# Task instructions
Retype all of the entries word for word.

# Data to process
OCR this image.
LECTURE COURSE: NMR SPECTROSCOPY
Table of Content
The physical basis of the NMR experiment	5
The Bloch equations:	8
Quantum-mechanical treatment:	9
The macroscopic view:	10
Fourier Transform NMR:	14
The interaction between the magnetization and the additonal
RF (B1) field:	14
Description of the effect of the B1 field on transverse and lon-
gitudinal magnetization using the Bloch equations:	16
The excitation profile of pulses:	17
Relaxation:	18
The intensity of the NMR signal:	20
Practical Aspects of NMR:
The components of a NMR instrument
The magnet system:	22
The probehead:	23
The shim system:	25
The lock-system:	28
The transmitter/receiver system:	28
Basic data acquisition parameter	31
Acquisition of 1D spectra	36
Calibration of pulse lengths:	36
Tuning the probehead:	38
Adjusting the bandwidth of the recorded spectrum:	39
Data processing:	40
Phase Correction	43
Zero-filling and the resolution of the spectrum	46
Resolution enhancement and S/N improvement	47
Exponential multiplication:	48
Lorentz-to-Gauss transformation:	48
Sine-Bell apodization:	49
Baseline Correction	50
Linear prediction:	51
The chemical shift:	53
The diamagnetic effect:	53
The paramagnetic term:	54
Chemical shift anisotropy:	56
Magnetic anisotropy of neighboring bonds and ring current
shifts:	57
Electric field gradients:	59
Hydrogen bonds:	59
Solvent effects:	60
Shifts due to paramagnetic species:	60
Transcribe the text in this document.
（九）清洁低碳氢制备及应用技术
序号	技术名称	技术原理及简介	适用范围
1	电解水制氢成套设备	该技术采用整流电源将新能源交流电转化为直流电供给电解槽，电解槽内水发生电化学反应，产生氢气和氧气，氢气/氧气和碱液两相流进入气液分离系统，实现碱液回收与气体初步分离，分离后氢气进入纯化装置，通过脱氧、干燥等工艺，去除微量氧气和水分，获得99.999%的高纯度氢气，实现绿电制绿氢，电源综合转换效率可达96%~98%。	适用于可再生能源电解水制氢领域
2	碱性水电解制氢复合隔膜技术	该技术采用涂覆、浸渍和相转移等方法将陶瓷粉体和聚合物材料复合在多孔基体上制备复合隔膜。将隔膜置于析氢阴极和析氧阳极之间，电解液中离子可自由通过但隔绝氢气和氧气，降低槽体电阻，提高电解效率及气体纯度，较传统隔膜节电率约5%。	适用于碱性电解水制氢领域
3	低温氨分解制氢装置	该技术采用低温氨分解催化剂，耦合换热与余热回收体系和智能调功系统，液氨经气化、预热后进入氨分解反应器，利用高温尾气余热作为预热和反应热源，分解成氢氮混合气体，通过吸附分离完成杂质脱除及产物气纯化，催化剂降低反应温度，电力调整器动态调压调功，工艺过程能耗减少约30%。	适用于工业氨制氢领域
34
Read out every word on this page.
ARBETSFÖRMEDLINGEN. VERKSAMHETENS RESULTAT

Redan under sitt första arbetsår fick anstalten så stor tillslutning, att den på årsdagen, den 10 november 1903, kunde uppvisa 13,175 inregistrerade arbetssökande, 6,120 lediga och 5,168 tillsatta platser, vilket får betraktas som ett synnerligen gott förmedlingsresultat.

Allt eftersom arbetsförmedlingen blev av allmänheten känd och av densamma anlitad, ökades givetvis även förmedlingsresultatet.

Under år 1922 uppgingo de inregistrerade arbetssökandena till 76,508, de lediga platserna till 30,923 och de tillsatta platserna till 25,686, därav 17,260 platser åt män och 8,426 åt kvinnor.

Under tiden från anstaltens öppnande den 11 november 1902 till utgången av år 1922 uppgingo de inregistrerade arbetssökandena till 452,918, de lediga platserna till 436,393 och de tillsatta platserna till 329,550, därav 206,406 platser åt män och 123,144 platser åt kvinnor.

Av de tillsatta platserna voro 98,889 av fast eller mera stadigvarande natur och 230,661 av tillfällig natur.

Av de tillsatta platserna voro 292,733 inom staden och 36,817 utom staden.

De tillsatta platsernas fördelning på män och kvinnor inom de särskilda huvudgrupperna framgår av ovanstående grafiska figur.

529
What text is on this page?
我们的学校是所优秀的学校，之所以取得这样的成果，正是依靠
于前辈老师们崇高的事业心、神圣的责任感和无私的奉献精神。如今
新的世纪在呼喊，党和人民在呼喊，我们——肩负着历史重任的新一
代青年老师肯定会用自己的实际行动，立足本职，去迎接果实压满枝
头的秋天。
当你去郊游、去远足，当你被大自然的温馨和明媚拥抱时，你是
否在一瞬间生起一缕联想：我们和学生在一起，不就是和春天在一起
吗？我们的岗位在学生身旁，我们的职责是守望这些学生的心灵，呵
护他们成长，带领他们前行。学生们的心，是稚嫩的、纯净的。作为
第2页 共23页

# Task answer
OCR this image.
LECTURE COURSE: NMR SPECTROSCOPY
Table of Content
The physical basis of the NMR experiment	5
The Bloch equations:	8
Quantum-mechanical treatment:	9
The macroscopic view:	10
Fourier Transform NMR:	14
The interaction between the magnetization and the additonal
RF (B1) field:	14
Description of the effect of the B1 field on transverse and lon-
gitudinal magnetization using the Bloch equations:	16
The excitation profile of pulses:	17
Relaxation:	18
The intensity of the NMR signal:	20
Practical Aspects of NMR:
The components of a NMR instrument
The magnet system:	22
The probehead:	23
The shim system:	25
The lock-system:	28
The transmitter/receiver system:	28
Basic data acquisition parameter	31
Acquisition of 1D spectra	36
Calibration of pulse lengths:	36
Tuning the probehead:	38
Adjusting the bandwidth of the recorded spectrum:	39
Data processing:	40
Phase Correction	43
Zero-filling and the resolution of the spectrum	46
Resolution enhancement and S/N improvement	47
Exponential multiplication:	48
Lorentz-to-Gauss transformation:	48
Sine-Bell apodization:	49
Baseline Correction	50
Linear prediction:	51
The chemical shift:	53
The diamagnetic effect:	53
The paramagnetic term:	54
Chemical shift anisotropy:	56
Magnetic anisotropy of neighboring bonds and ring current
shifts:	57
Electric field gradients:	59
Hydrogen bonds:	59
Solvent effects:	60
Shifts due to paramagnetic species:	60
Transcribe the text in this document.
（九）清洁低碳氢制备及应用技术
序号	技术名称	技术原理及简介	适用范围
1	电解水制氢成套设备	该技术采用整流电源将新能源交流电转化为直流电供给电解槽，电解槽内水发生电化学反应，产生氢气和氧气，氢气/氧气和碱液两相流进入气液分离系统，实现碱液回收与气体初步分离，分离后氢气进入纯化装置，通过脱氧、干燥等工艺，去除微量氧气和水分，获得99.999%的高纯度氢气，实现绿电制绿氢，电源综合转换效率可达96%~98%。	适用于可再生能源电解水制氢领域
2	碱性水电解制氢复合隔膜技术	该技术采用涂覆、浸渍和相转移等方法将陶瓷粉体和聚合物材料复合在多孔基体上制备复合隔膜。将隔膜置于析氢阴极和析氧阳极之间，电解液中离子可自由通过但隔绝氢气和氧气，降低槽体电阻，提高电解效率及气体纯度，较传统隔膜节电率约5%。	适用于碱性电解水制氢领域
3	低温氨分解制氢装置	该技术采用低温氨分解催化剂，耦合换热与余热回收体系和智能调功系统，液氨经气化、预热后进入氨分解反应器，利用高温尾气余热作为预热和反应热源，分解成氢氮混合气体，通过吸附分离完成杂质脱除及产物气纯化，催化剂降低反应温度，电力调整器动态调压调功，工艺过程能耗减少约30%。	适用于工业氨制氢领域
34
Read out every word on this page.
ARBETSFÖRMEDLINGEN. VERKSAMHETENS RESULTAT

Redan under sitt första arbetsår fick anstalten så stor tillslutning, att den på årsdagen, den 10 november 1903, kunde uppvisa 13,175 inregistrerade arbetssökande, 6,120 lediga och 5,168 tillsatta platser, vilket får betraktas som ett synnerligen gott förmedlingsresultat.

Allt eftersom arbetsförmedlingen blev av allmänheten känd och av densamma anlitad, ökades givetvis även förmedlingsresultatet.

Under år 1922 uppgingo de inregistrerade arbetssökandena till 76,508, de lediga platserna till 30,923 och de tillsatta platserna till 25,686, därav 17,260 platser åt män och 8,426 åt kvinnor.

Under tiden från anstaltens öppnande den 11 november 1902 till utgången av år 1922 uppgingo de inregistrerade arbetssökandena till 452,918, de lediga platserna till 436,393 och de tillsatta platserna till 329,550, därav 206,406 platser åt män och 123,144 platser åt kvinnor.

Av de tillsatta platserna voro 98,889 av fast eller mera stadigvarande natur och 230,661 av tillfällig natur.

Av de tillsatta platserna voro 292,733 inom staden och 36,817 utom staden.

De tillsatta platsernas fördelning på män och kvinnor inom de särskilda huvudgrupperna framgår av ovanstående grafiska figur.

529
What text is on this page?
我们的学校是所优秀的学校，之所以取得这样的成果，正是依靠
于前辈老师们崇高的事业心、神圣的责任感和无私的奉献精神。如今
新的世纪在呼喊，党和人民在呼喊，我们——肩负着历史重任的新一
代青年老师肯定会用自己的实际行动，立足本职，去迎接果实压满枝
头的秋天。
当你去郊游、去远足，当你被大自然的温馨和明媚拥抱时，你是
否在一瞬间生起一缕联想：我们和学生在一起，不就是和春天在一起
吗？我们的岗位在学生身旁，我们的职责是守望这些学生的心灵，呵
护他们成长，带领他们前行。学生们的心，是稚嫩的、纯净的。作为
第2页 共23页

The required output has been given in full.